BEGIN

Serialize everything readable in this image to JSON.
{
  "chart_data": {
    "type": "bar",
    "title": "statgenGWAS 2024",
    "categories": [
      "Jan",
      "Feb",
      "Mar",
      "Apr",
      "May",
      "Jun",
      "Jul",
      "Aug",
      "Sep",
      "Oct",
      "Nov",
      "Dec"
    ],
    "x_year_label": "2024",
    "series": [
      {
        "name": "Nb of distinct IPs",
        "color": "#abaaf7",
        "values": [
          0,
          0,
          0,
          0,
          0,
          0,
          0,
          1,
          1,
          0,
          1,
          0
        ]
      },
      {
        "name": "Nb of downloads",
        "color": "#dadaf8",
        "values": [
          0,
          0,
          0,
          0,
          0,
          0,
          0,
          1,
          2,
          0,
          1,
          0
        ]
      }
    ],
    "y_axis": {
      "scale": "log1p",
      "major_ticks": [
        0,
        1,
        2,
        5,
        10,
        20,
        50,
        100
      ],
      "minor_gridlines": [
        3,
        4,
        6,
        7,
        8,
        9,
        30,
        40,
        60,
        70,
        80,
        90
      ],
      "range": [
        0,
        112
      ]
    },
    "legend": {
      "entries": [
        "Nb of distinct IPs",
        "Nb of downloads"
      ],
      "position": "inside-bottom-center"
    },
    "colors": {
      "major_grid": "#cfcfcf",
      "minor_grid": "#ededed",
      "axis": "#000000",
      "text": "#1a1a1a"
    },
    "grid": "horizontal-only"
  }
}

END
BEGIN

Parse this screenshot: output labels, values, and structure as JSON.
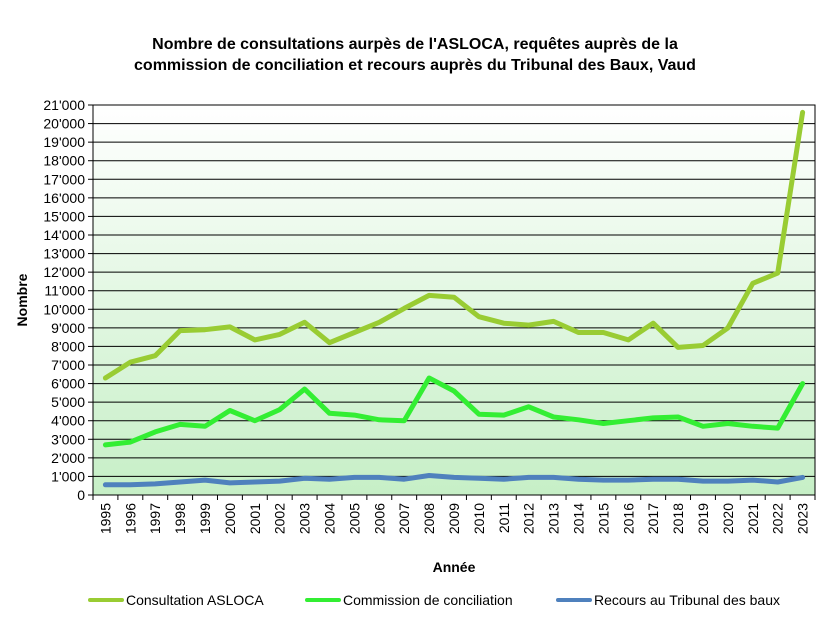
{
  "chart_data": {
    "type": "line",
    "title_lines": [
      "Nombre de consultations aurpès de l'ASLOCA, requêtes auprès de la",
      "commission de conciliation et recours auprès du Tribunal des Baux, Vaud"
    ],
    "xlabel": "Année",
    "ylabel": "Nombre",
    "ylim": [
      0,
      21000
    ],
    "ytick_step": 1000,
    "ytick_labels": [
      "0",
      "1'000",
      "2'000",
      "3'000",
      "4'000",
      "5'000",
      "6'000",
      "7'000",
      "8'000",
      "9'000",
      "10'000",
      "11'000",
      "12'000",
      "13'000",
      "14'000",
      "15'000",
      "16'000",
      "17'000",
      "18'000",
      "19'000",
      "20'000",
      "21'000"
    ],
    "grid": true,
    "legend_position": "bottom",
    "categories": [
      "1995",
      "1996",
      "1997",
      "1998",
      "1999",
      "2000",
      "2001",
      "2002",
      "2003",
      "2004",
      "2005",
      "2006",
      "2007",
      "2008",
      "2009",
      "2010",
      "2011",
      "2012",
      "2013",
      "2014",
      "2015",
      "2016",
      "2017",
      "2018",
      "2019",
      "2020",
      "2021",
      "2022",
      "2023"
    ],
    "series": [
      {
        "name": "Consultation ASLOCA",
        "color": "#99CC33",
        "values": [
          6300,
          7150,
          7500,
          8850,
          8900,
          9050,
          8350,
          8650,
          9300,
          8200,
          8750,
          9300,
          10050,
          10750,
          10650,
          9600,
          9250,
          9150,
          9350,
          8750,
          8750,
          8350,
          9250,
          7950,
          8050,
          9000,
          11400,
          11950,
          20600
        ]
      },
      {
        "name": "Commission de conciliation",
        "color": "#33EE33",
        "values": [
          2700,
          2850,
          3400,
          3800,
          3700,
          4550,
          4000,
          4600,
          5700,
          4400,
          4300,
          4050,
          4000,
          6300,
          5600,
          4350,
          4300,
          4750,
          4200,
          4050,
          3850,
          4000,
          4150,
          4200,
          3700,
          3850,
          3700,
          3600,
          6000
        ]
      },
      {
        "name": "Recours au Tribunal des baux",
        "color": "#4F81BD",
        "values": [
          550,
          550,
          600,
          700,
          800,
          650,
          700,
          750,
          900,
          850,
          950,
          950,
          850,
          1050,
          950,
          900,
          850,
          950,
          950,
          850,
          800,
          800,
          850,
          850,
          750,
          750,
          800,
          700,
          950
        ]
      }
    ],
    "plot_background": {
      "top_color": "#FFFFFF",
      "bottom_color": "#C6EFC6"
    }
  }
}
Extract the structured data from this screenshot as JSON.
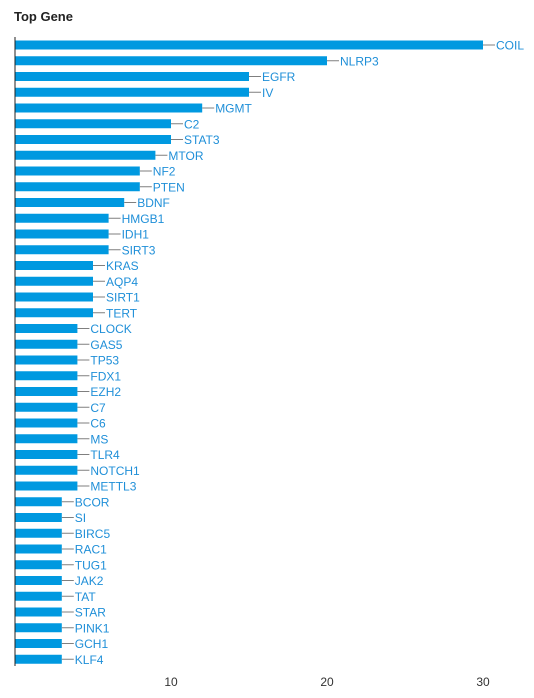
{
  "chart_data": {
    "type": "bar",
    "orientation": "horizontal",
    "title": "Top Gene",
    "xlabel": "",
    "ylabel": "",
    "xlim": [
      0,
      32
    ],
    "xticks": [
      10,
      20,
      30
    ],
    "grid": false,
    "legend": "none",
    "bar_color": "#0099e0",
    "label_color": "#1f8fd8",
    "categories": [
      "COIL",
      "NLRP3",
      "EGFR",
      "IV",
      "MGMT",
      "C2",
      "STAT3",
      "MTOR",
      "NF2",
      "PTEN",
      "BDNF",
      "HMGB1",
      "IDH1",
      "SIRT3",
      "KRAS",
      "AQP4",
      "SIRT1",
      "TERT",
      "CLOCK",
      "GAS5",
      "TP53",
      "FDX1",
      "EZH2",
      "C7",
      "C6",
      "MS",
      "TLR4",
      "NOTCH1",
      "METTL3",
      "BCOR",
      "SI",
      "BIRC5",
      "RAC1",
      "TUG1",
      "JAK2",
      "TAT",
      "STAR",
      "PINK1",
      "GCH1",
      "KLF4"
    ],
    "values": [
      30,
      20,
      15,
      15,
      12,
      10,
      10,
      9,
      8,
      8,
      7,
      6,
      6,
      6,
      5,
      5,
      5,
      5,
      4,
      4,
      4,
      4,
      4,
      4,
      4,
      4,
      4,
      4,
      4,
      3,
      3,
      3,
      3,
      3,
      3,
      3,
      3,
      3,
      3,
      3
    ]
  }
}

END

# [DIRECTIONS FOR THIS TASK]
Copy all lines from the data that hold the word "Tribunal".

# [WRITTEN ANSWER]
      "commission de conciliation et recours auprès du Tribunal des Baux, Vaud"
        "name": "Recours au Tribunal des baux",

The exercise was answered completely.